Exercise instructions: Report how many lines contain the word "karencji"; answer with the number only.

Excerpted records:
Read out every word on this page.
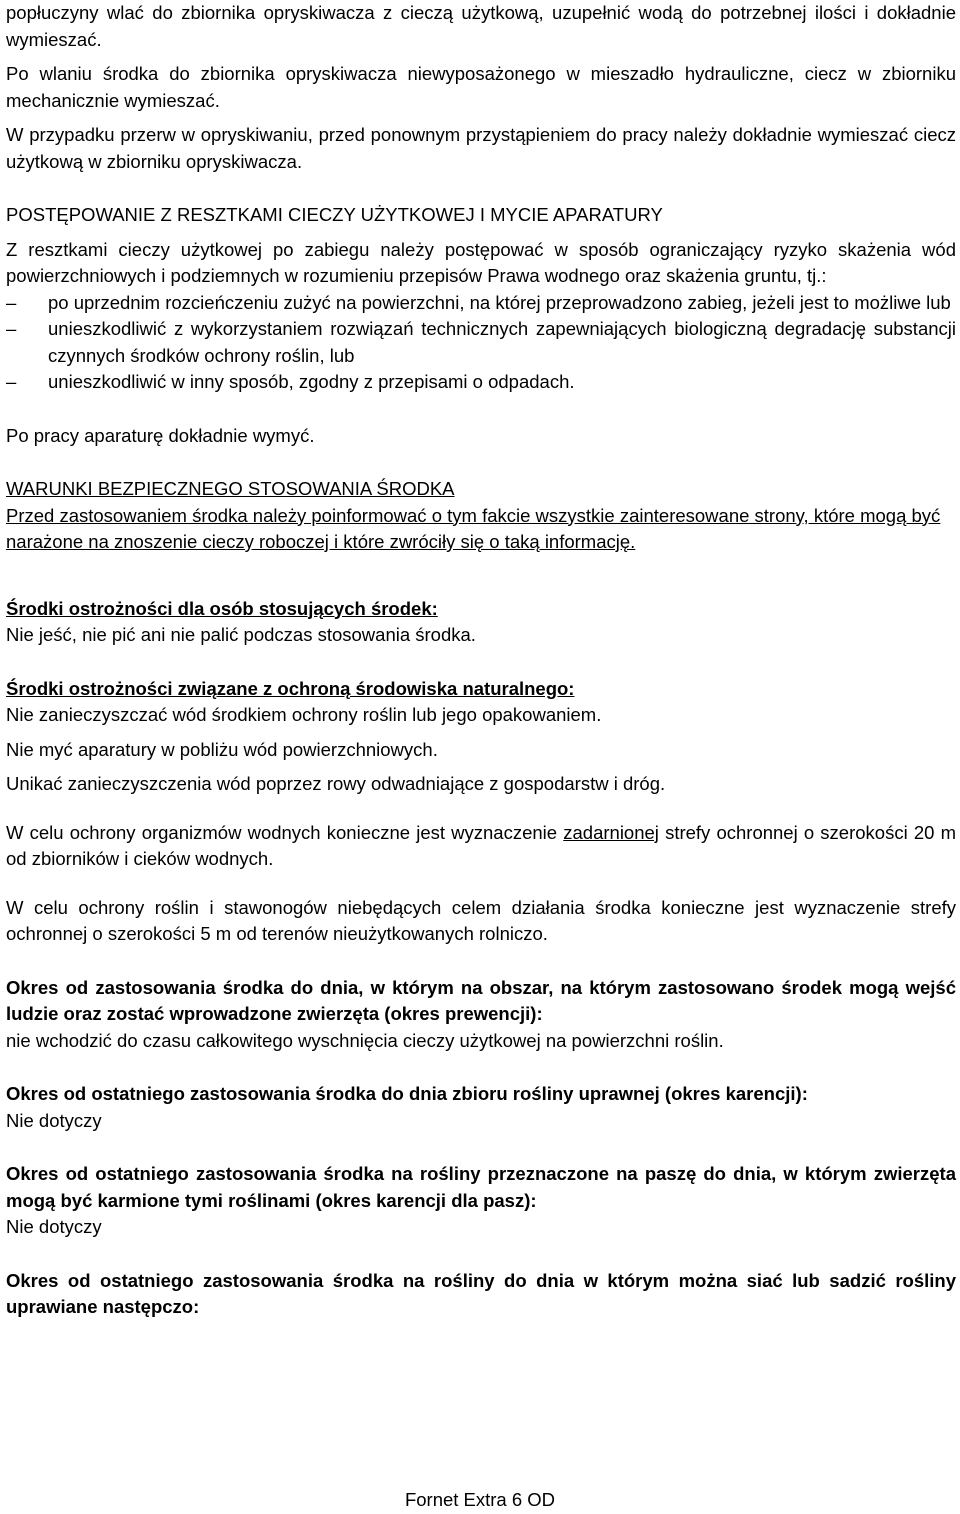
popłuczyny wlać do zbiornika opryskiwacza z cieczą użytkową, uzupełnić wodą do potrzebnej ilości i dokładnie wymieszać.

Po wlaniu środka do zbiornika opryskiwacza niewyposażonego w mieszadło hydrauliczne, ciecz w zbiorniku mechanicznie wymieszać.

W przypadku przerw w opryskiwaniu, przed ponownym przystąpieniem do pracy należy dokładnie wymieszać ciecz użytkową w zbiorniku opryskiwacza.

POSTĘPOWANIE Z RESZTKAMI CIECZY UŻYTKOWEJ I MYCIE APARATURY

Z resztkami cieczy użytkowej po zabiegu należy postępować w sposób ograniczający ryzyko skażenia wód powierzchniowych i podziemnych w rozumieniu przepisów Prawa wodnego oraz skażenia gruntu, tj.:

–	po uprzednim rozcieńczeniu zużyć na powierzchni, na której przeprowadzono zabieg, jeżeli jest to możliwe lub
–	unieszkodliwić z wykorzystaniem rozwiązań technicznych zapewniających biologiczną degradację substancji czynnych środków ochrony roślin, lub
–	unieszkodliwić w inny sposób, zgodny z przepisami o odpadach.

Po pracy aparaturę dokładnie wymyć.

WARUNKI BEZPIECZNEGO STOSOWANIA ŚRODKA

Przed zastosowaniem środka należy poinformować o tym fakcie wszystkie zainteresowane strony, które mogą być narażone na znoszenie cieczy roboczej i które zwróciły się o taką informację.

Środki ostrożności dla osób stosujących środek:

Nie jeść, nie pić ani nie palić podczas stosowania środka.

Środki ostrożności związane z ochroną środowiska naturalnego:

Nie zanieczyszczać wód środkiem ochrony roślin lub jego opakowaniem.

Nie myć aparatury w pobliżu wód powierzchniowych.

Unikać zanieczyszczenia wód poprzez rowy odwadniające z gospodarstw i dróg.

W celu ochrony organizmów wodnych konieczne jest wyznaczenie zadarnionej strefy ochronnej o szerokości 20 m od zbiorników i cieków wodnych.

W celu ochrony roślin i stawonogów niebędących celem działania środka konieczne jest wyznaczenie strefy ochronnej o szerokości 5 m od terenów nieużytkowanych rolniczo.

Okres od zastosowania środka do dnia, w którym na obszar, na którym zastosowano środek mogą wejść ludzie oraz zostać wprowadzone zwierzęta (okres prewencji):

nie wchodzić do czasu całkowitego wyschnięcia cieczy użytkowej na powierzchni roślin.

Okres od ostatniego zastosowania środka do dnia zbioru rośliny uprawnej (okres karencji):

Nie dotyczy

Okres od ostatniego zastosowania środka na rośliny przeznaczone na paszę do dnia, w którym zwierzęta mogą być karmione tymi roślinami (okres karencji dla pasz):

Nie dotyczy

Okres od ostatniego zastosowania środka na rośliny do dnia w którym można siać lub sadzić rośliny uprawiane następczo:

Fornet Extra 6 OD
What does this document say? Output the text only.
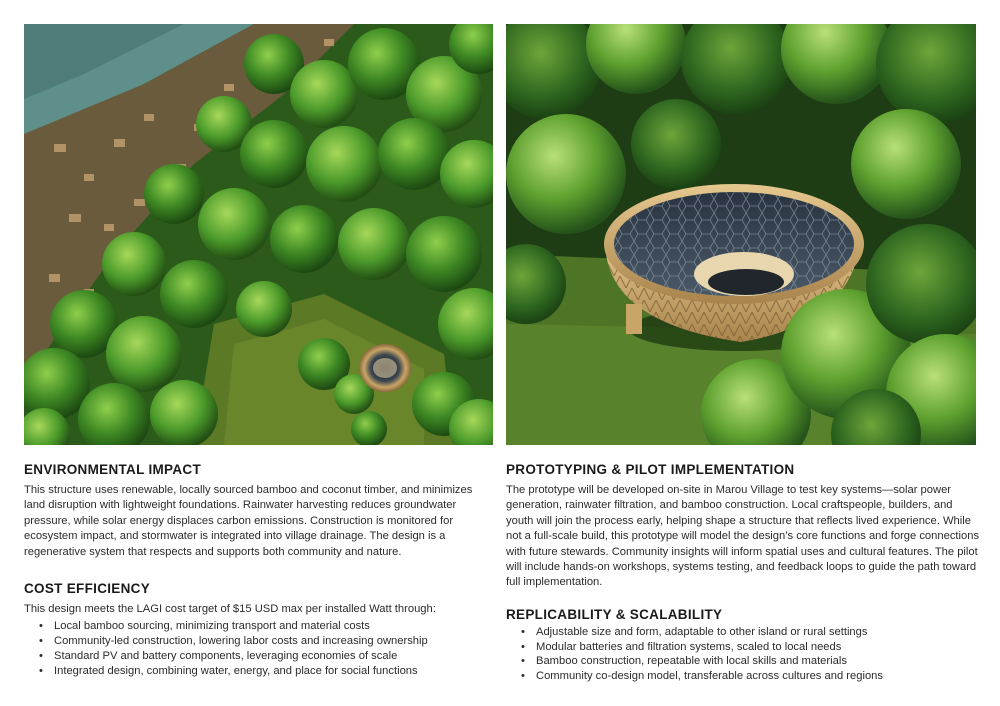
ENVIRONMENTAL IMPACT

This structure uses renewable, locally sourced bamboo and coconut timber, and minimizes land disruption with lightweight foundations. Rainwater harvesting reduces groundwater pressure, while solar energy displaces carbon emissions. Construction is monitored for ecosystem impact, and stormwater is integrated into village drainage. The design is a regenerative system that respects and supports both community and nature.

COST EFFICIENCY

This design meets the LAGI cost target of $15 USD max per installed Watt through:

• Local bamboo sourcing, minimizing transport and material costs
• Community-led construction, lowering labor costs and increasing ownership
• Standard PV and battery components, leveraging economies of scale
• Integrated design, combining water, energy, and place for social functions
PROTOTYPING & PILOT IMPLEMENTATION

The prototype will be developed on-site in Marou Village to test key systems—solar power generation, rainwater filtration, and bamboo construction. Local craftspeople, builders, and youth will join the process early, helping shape a structure that reflects lived experience. While not a full-scale build, this prototype will model the design’s core functions and forge connections with future stewards. Community insights will inform spatial uses and cultural features. The pilot will include hands-on workshops, systems testing, and feedback loops to guide the path toward full implementation.

REPLICABILITY & SCALABILITY
• Adjustable size and form, adaptable to other island or rural settings
• Modular batteries and filtration systems, scaled to local needs
• Bamboo construction, repeatable with local skills and materials
• Community co-design model, transferable across cultures and regions
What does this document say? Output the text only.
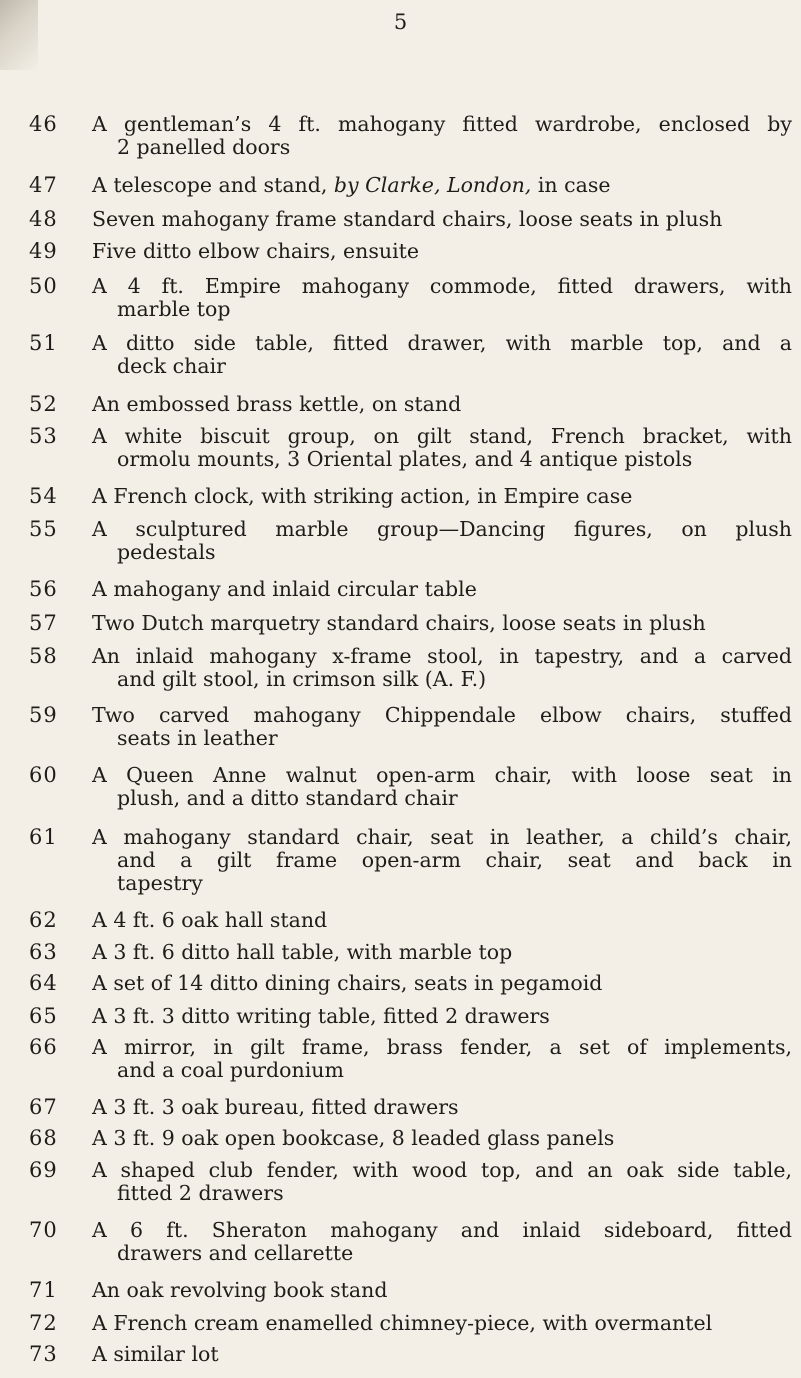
5
46	A gentleman’s 4 ft. mahogany fitted wardrobe, enclosed by
2 panelled doors
47	A telescope and stand, by Clarke, London, in case
48	Seven mahogany frame standard chairs, loose seats in plush
49	Five ditto elbow chairs, ensuite
50	A 4 ft. Empire mahogany commode, fitted drawers, with
marble top
51	A ditto side table, fitted drawer, with marble top, and a
deck chair
52	An embossed brass kettle, on stand
53	A white biscuit group, on gilt stand, French bracket, with
ormolu mounts, 3 Oriental plates, and 4 antique pistols
54	A French clock, with striking action, in Empire case
55	A sculptured marble group—Dancing figures, on plush
pedestals
56	A mahogany and inlaid circular table
57	Two Dutch marquetry standard chairs, loose seats in plush
58	An inlaid mahogany x-frame stool, in tapestry, and a carved
and gilt stool, in crimson silk (A. F.)
59	Two carved mahogany Chippendale elbow chairs, stuffed
seats in leather
60	A Queen Anne walnut open-arm chair, with loose seat in
plush, and a ditto standard chair
61	A mahogany standard chair, seat in leather, a child’s chair,
and a gilt frame open-arm chair, seat and back in
tapestry
62	A 4 ft. 6 oak hall stand
63	A 3 ft. 6 ditto hall table, with marble top
64	A set of 14 ditto dining chairs, seats in pegamoid
65	A 3 ft. 3 ditto writing table, fitted 2 drawers
66	A mirror, in gilt frame, brass fender, a set of implements,
and a coal purdonium
67	A 3 ft. 3 oak bureau, fitted drawers
68	A 3 ft. 9 oak open bookcase, 8 leaded glass panels
69	A shaped club fender, with wood top, and an oak side table,
fitted 2 drawers
70	A 6 ft. Sheraton mahogany and inlaid sideboard, fitted
drawers and cellarette
71	An oak revolving book stand
72	A French cream enamelled chimney-piece, with overmantel
73	A similar lot
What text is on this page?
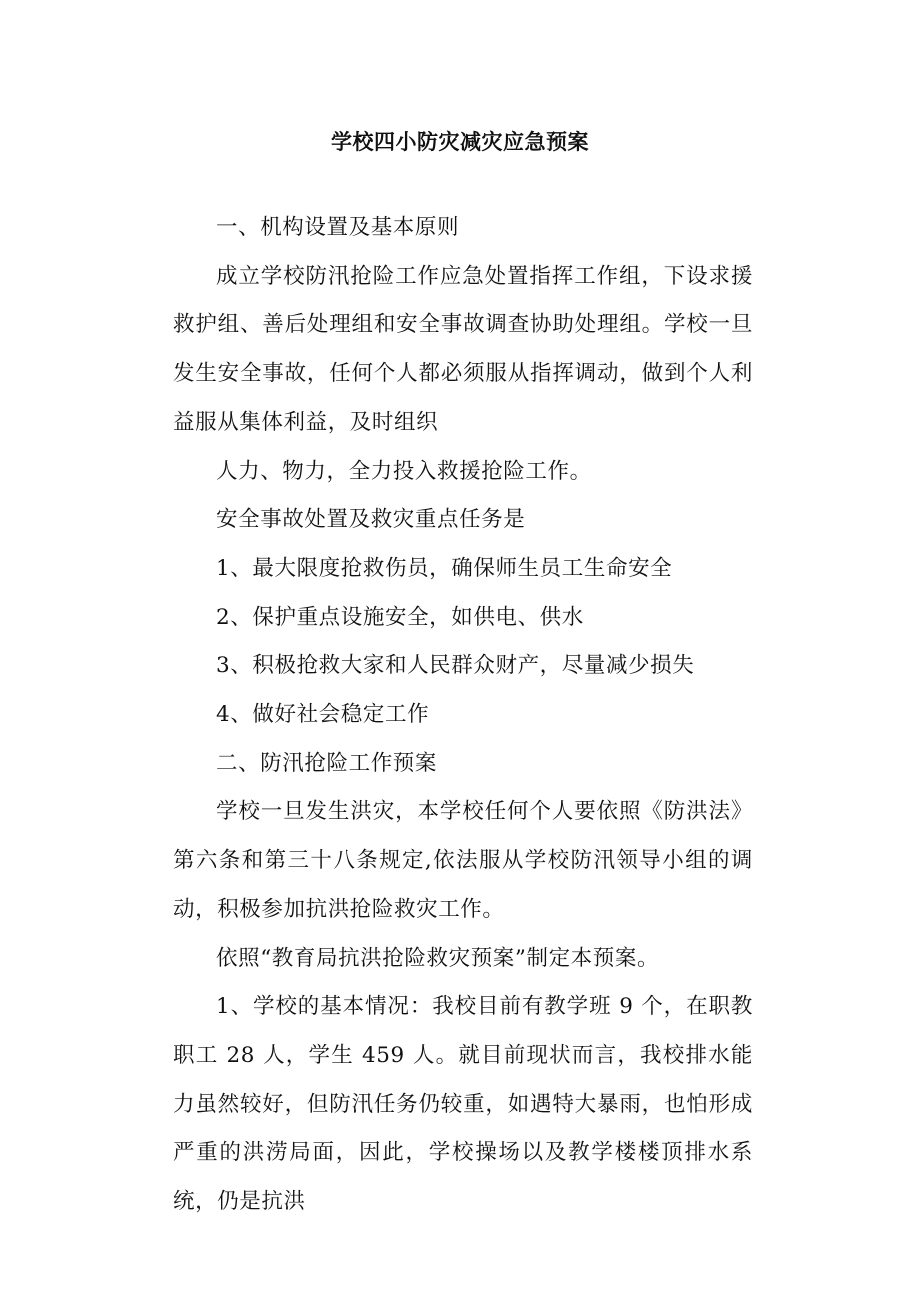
学校四小防灾减灾应急预案

一、机构设置及基本原则

成立学校防汛抢险工作应急处置指挥工作组，下设求援救护组、善后处理组和安全事故调查协助处理组。学校一旦发生安全事故，任何个人都必须服从指挥调动，做到个人利益服从集体利益，及时组织

人力、物力，全力投入救援抢险工作。

安全事故处置及救灾重点任务是

1、最大限度抢救伤员，确保师生员工生命安全

2、保护重点设施安全，如供电、供水

3、积极抢救大家和人民群众财产，尽量减少损失

4、做好社会稳定工作

二、防汛抢险工作预案

学校一旦发生洪灾，本学校任何个人要依照《防洪法》第六条和第三十八条规定,依法服从学校防汛领导小组的调动，积极参加抗洪抢险救灾工作。

依照“教育局抗洪抢险救灾预案”制定本预案。

1、学校的基本情况：我校目前有教学班 9 个，在职教职工 28 人，学生 459 人。就目前现状而言，我校排水能力虽然较好，但防汛任务仍较重，如遇特大暴雨，也怕形成严重的洪涝局面，因此，学校操场以及教学楼楼顶排水系统，仍是抗洪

Correct result: 2